Directions for this task:
Take the line containing "Output the text content of this document." and every line after it to the end of the records, and copy them exactly, leaving out pictures.

Dataset extract:
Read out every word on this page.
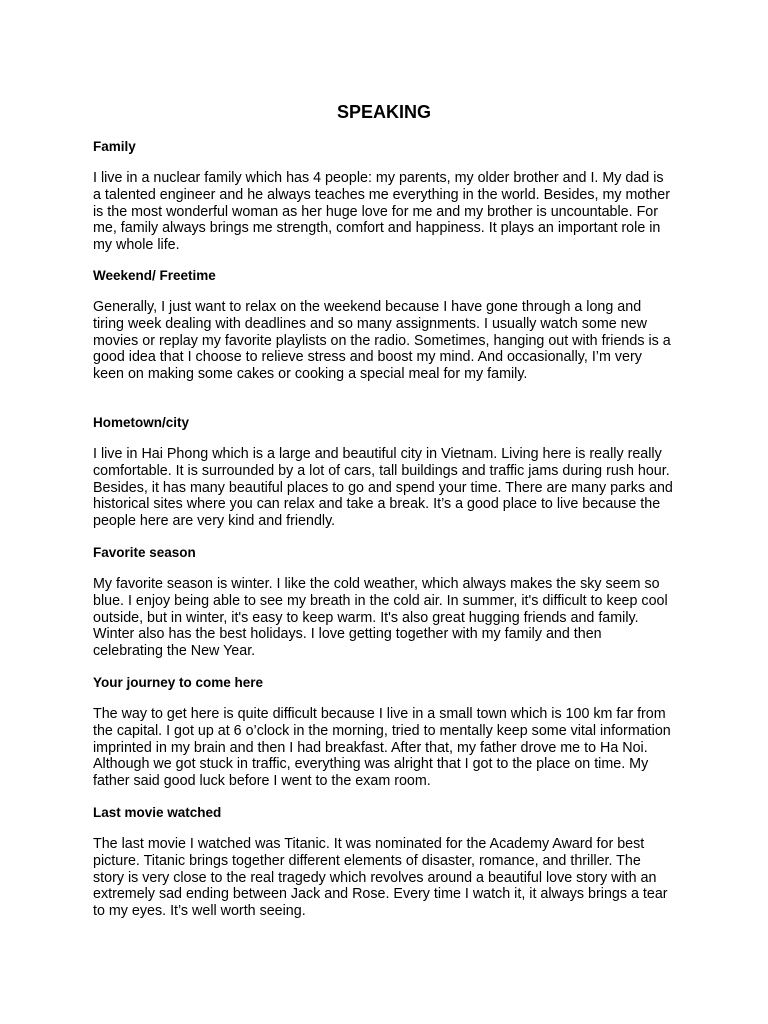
SPEAKING
Family

I live in a nuclear family which has 4 people: my parents, my older brother and I. My dad is a talented engineer and he always teaches me everything in the world. Besides, my mother is the most wonderful woman as her huge love for me and my brother is uncountable. For me, family always brings me strength, comfort and happiness. It plays an important role in my whole life.

Weekend/ Freetime

Generally, I just want to relax on the weekend because I have gone through a long and tiring week dealing with deadlines and so many assignments. I usually watch some new movies or replay my favorite playlists on the radio. Sometimes, hanging out with friends is a good idea that I choose to relieve stress and boost my mind. And occasionally, I’m very keen on making some cakes or cooking a special meal for my family.

Hometown/city

I live in Hai Phong which is a large and beautiful city in Vietnam. Living here is really really comfortable. It is surrounded by a lot of cars, tall buildings and traffic jams during rush hour. Besides, it has many beautiful places to go and spend your time. There are many parks and historical sites where you can relax and take a break. It’s a good place to live because the people here are very kind and friendly.

Favorite season

My favorite season is winter. I like the cold weather, which always makes the sky seem so blue. I enjoy being able to see my breath in the cold air. In summer, it's difficult to keep cool outside, but in winter, it's easy to keep warm. It's also great hugging friends and family. Winter also has the best holidays. I love getting together with my family and then celebrating the New Year.

Your journey to come here

The way to get here is quite difficult because I live in a small town which is 100 km far from the capital. I got up at 6 o’clock in the morning, tried to mentally keep some vital information imprinted in my brain and then I had breakfast. After that, my father drove me to Ha Noi. Although we got stuck in traffic, everything was alright that I got to the place on time. My father said good luck before I went to the exam room.

Last movie watched

The last movie I watched was Titanic. It was nominated for the Academy Award for best picture. Titanic brings together different elements of disaster, romance, and thriller. The story is very close to the real tragedy which revolves around a beautiful love story with an extremely sad ending between Jack and Rose. Every time I watch it, it always brings a tear to my eyes. It’s well worth seeing.
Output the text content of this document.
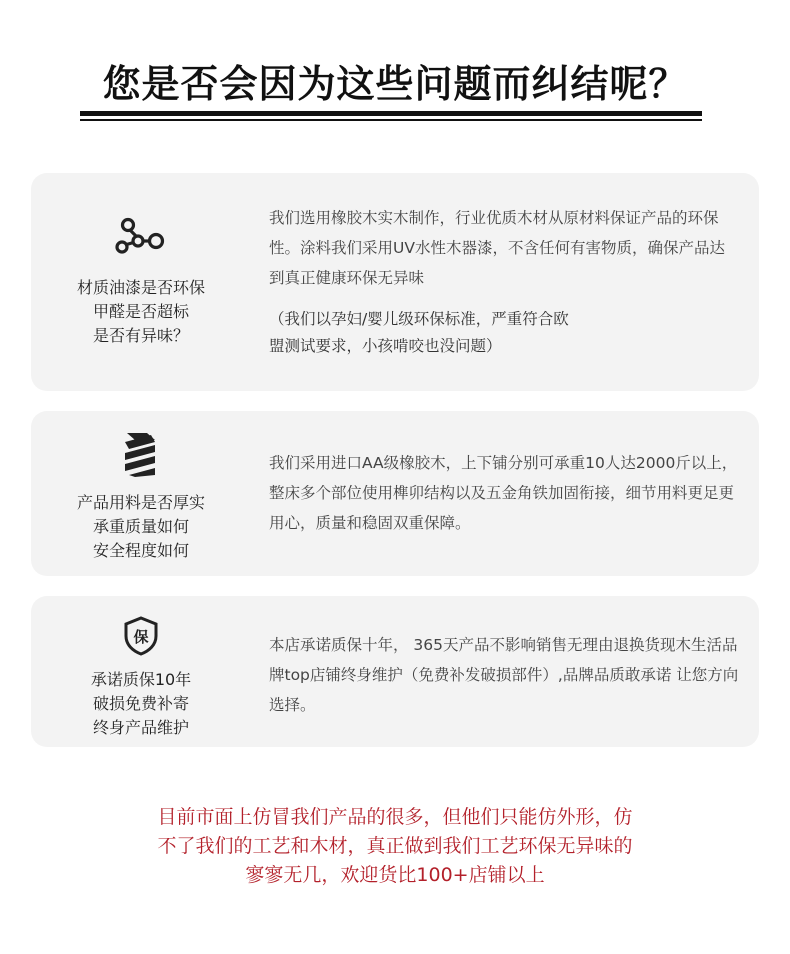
您是否会因为这些问题而纠结呢？
材质油漆是否环保
甲醛是否超标
是否有异味？
我们选用橡胶木实木制作，行业优质木材从原材料保证产品的环保性。涂料我们采用UV水性木器漆，不含任何有害物质，确保产品达到真正健康环保无异味
（我们以孕妇/婴儿级环保标准，严重符合欧
盟测试要求，小孩啃咬也没问题）
产品用料是否厚实
承重质量如何
安全程度如何
我们采用进口AA级橡胶木，上下铺分别可承重10人达2000斤以上，整床多个部位使用榫卯结构以及五金角铁加固衔接，细节用料更足更用心，质量和稳固双重保障。
保
承诺质保10年
破损免费补寄
终身产品维护
本店承诺质保十年， 365天产品不影响销售无理由退换货现木生活品牌top店铺终身维护（免费补发破损部件）,品牌品质敢承诺 让您方向选择。
目前市面上仿冒我们产品的很多，但他们只能仿外形，仿
不了我们的工艺和木材，真正做到我们工艺环保无异味的
寥寥无几，欢迎货比100+店铺以上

Exercise output:
Output the text content of this document.
您是否会因为这些问题而纠结呢？
材质油漆是否环保
甲醛是否超标
是否有异味？
我们选用橡胶木实木制作，行业优质木材从原材料保证产品的环保性。涂料我们采用UV水性木器漆，不含任何有害物质，确保产品达到真正健康环保无异味
（我们以孕妇/婴儿级环保标准，严重符合欧
盟测试要求，小孩啃咬也没问题）
产品用料是否厚实
承重质量如何
安全程度如何
我们采用进口AA级橡胶木，上下铺分别可承重10人达2000斤以上，整床多个部位使用榫卯结构以及五金角铁加固衔接，细节用料更足更用心，质量和稳固双重保障。
保
承诺质保10年
破损免费补寄
终身产品维护
本店承诺质保十年， 365天产品不影响销售无理由退换货现木生活品牌top店铺终身维护（免费补发破损部件）,品牌品质敢承诺 让您方向选择。
目前市面上仿冒我们产品的很多，但他们只能仿外形，仿
不了我们的工艺和木材，真正做到我们工艺环保无异味的
寥寥无几，欢迎货比100+店铺以上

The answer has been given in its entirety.